**EXERCISE DIRECTIONS**
Reproduce every record below exactly as it appears.

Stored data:
++++++
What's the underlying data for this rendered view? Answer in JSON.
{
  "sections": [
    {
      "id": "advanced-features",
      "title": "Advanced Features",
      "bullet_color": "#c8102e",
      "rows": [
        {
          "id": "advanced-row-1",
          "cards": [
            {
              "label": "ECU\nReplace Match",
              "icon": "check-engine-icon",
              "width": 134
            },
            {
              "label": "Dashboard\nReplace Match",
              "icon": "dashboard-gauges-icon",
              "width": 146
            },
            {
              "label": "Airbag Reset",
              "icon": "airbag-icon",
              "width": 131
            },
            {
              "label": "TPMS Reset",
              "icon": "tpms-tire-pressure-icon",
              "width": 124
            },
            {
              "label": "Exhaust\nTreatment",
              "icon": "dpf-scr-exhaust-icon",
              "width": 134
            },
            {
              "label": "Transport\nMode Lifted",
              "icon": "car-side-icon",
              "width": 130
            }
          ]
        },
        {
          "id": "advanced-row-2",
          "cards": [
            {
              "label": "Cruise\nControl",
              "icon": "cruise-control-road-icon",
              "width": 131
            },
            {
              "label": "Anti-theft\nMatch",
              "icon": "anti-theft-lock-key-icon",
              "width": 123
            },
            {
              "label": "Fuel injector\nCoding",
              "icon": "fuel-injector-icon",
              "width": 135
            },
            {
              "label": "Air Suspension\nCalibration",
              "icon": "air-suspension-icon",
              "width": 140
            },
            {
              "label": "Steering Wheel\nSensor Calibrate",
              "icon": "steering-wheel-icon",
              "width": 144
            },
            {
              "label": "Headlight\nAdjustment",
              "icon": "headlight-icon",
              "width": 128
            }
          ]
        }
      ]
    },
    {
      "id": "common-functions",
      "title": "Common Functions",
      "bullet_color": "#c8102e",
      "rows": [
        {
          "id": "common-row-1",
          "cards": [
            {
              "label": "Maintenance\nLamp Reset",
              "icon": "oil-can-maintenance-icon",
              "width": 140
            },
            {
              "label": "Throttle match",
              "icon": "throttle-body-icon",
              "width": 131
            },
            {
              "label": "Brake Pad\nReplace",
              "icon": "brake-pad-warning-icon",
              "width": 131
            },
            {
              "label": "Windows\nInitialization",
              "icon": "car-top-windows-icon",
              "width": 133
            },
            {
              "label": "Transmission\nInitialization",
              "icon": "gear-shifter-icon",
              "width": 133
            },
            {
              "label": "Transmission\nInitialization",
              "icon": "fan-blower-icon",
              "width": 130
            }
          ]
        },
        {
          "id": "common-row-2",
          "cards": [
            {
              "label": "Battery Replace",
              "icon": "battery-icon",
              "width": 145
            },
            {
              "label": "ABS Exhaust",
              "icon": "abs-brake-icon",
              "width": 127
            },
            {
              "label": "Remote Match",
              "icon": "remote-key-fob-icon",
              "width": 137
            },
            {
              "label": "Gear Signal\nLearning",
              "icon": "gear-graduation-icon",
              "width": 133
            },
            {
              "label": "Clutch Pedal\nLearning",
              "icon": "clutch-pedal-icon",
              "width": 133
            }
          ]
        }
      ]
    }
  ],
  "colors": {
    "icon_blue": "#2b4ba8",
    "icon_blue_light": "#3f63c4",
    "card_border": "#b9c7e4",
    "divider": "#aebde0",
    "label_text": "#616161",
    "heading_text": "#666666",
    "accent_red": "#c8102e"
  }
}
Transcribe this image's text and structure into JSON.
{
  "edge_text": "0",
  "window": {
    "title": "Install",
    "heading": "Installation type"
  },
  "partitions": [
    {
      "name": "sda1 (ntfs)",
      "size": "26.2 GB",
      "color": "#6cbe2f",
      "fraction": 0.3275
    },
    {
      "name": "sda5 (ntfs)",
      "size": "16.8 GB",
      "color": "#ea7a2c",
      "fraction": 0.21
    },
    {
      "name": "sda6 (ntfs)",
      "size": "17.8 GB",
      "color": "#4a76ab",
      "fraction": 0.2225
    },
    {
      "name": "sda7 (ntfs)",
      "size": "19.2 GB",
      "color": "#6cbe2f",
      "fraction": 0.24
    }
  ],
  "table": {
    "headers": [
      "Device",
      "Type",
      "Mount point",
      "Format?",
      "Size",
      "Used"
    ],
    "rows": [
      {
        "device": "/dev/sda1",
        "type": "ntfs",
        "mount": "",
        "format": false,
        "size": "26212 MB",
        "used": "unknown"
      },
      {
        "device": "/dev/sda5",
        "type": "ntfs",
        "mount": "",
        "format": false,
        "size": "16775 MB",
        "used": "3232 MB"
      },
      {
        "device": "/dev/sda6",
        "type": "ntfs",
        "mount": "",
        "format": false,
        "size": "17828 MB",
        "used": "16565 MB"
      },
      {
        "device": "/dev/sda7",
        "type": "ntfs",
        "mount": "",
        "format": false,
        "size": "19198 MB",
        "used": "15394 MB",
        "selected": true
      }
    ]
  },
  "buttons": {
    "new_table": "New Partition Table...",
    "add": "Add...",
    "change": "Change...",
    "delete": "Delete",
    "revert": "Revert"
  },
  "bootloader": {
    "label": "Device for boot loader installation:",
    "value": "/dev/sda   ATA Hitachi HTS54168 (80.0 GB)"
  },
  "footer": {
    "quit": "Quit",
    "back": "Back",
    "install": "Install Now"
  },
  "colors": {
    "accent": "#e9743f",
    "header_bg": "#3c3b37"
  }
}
++++++
**THE RESULT**
What's the underlying data for this rendered view? Answer in JSON.
{
  "sections": [
    {
      "id": "advanced-features",
      "title": "Advanced Features",
      "bullet_color": "#c8102e",
      "rows": [
        {
          "id": "advanced-row-1",
          "cards": [
            {
              "label": "ECU\nReplace Match",
              "icon": "check-engine-icon",
              "width": 134
            },
            {
              "label": "Dashboard\nReplace Match",
              "icon": "dashboard-gauges-icon",
              "width": 146
            },
            {
              "label": "Airbag Reset",
              "icon": "airbag-icon",
              "width": 131
            },
            {
              "label": "TPMS Reset",
              "icon": "tpms-tire-pressure-icon",
              "width": 124
            },
            {
              "label": "Exhaust\nTreatment",
              "icon": "dpf-scr-exhaust-icon",
              "width": 134
            },
            {
              "label": "Transport\nMode Lifted",
              "icon": "car-side-icon",
              "width": 130
            }
          ]
        },
        {
          "id": "advanced-row-2",
          "cards": [
            {
              "label": "Cruise\nControl",
              "icon": "cruise-control-road-icon",
              "width": 131
            },
            {
              "label": "Anti-theft\nMatch",
              "icon": "anti-theft-lock-key-icon",
              "width": 123
            },
            {
              "label": "Fuel injector\nCoding",
              "icon": "fuel-injector-icon",
              "width": 135
            },
            {
              "label": "Air Suspension\nCalibration",
              "icon": "air-suspension-icon",
              "width": 140
            },
            {
              "label": "Steering Wheel\nSensor Calibrate",
              "icon": "steering-wheel-icon",
              "width": 144
            },
            {
              "label": "Headlight\nAdjustment",
              "icon": "headlight-icon",
              "width": 128
            }
          ]
        }
      ]
    },
    {
      "id": "common-functions",
      "title": "Common Functions",
      "bullet_color": "#c8102e",
      "rows": [
        {
          "id": "common-row-1",
          "cards": [
            {
              "label": "Maintenance\nLamp Reset",
              "icon": "oil-can-maintenance-icon",
              "width": 140
            },
            {
              "label": "Throttle match",
              "icon": "throttle-body-icon",
              "width": 131
            },
            {
              "label": "Brake Pad\nReplace",
              "icon": "brake-pad-warning-icon",
              "width": 131
            },
            {
              "label": "Windows\nInitialization",
              "icon": "car-top-windows-icon",
              "width": 133
            },
            {
              "label": "Transmission\nInitialization",
              "icon": "gear-shifter-icon",
              "width": 133
            },
            {
              "label": "Transmission\nInitialization",
              "icon": "fan-blower-icon",
              "width": 130
            }
          ]
        },
        {
          "id": "common-row-2",
          "cards": [
            {
              "label": "Battery Replace",
              "icon": "battery-icon",
              "width": 145
            },
            {
              "label": "ABS Exhaust",
              "icon": "abs-brake-icon",
              "width": 127
            },
            {
              "label": "Remote Match",
              "icon": "remote-key-fob-icon",
              "width": 137
            },
            {
              "label": "Gear Signal\nLearning",
              "icon": "gear-graduation-icon",
              "width": 133
            },
            {
              "label": "Clutch Pedal\nLearning",
              "icon": "clutch-pedal-icon",
              "width": 133
            }
          ]
        }
      ]
    }
  ],
  "colors": {
    "icon_blue": "#2b4ba8",
    "icon_blue_light": "#3f63c4",
    "card_border": "#b9c7e4",
    "divider": "#aebde0",
    "label_text": "#616161",
    "heading_text": "#666666",
    "accent_red": "#c8102e"
  }
}
Transcribe this image's text and structure into JSON.
{
  "edge_text": "0",
  "window": {
    "title": "Install",
    "heading": "Installation type"
  },
  "partitions": [
    {
      "name": "sda1 (ntfs)",
      "size": "26.2 GB",
      "color": "#6cbe2f",
      "fraction": 0.3275
    },
    {
      "name": "sda5 (ntfs)",
      "size": "16.8 GB",
      "color": "#ea7a2c",
      "fraction": 0.21
    },
    {
      "name": "sda6 (ntfs)",
      "size": "17.8 GB",
      "color": "#4a76ab",
      "fraction": 0.2225
    },
    {
      "name": "sda7 (ntfs)",
      "size": "19.2 GB",
      "color": "#6cbe2f",
      "fraction": 0.24
    }
  ],
  "table": {
    "headers": [
      "Device",
      "Type",
      "Mount point",
      "Format?",
      "Size",
      "Used"
    ],
    "rows": [
      {
        "device": "/dev/sda1",
        "type": "ntfs",
        "mount": "",
        "format": false,
        "size": "26212 MB",
        "used": "unknown"
      },
      {
        "device": "/dev/sda5",
        "type": "ntfs",
        "mount": "",
        "format": false,
        "size": "16775 MB",
        "used": "3232 MB"
      },
      {
        "device": "/dev/sda6",
        "type": "ntfs",
        "mount": "",
        "format": false,
        "size": "17828 MB",
        "used": "16565 MB"
      },
      {
        "device": "/dev/sda7",
        "type": "ntfs",
        "mount": "",
        "format": false,
        "size": "19198 MB",
        "used": "15394 MB",
        "selected": true
      }
    ]
  },
  "buttons": {
    "new_table": "New Partition Table...",
    "add": "Add...",
    "change": "Change...",
    "delete": "Delete",
    "revert": "Revert"
  },
  "bootloader": {
    "label": "Device for boot loader installation:",
    "value": "/dev/sda   ATA Hitachi HTS54168 (80.0 GB)"
  },
  "footer": {
    "quit": "Quit",
    "back": "Back",
    "install": "Install Now"
  },
  "colors": {
    "accent": "#e9743f",
    "header_bg": "#3c3b37"
  }
}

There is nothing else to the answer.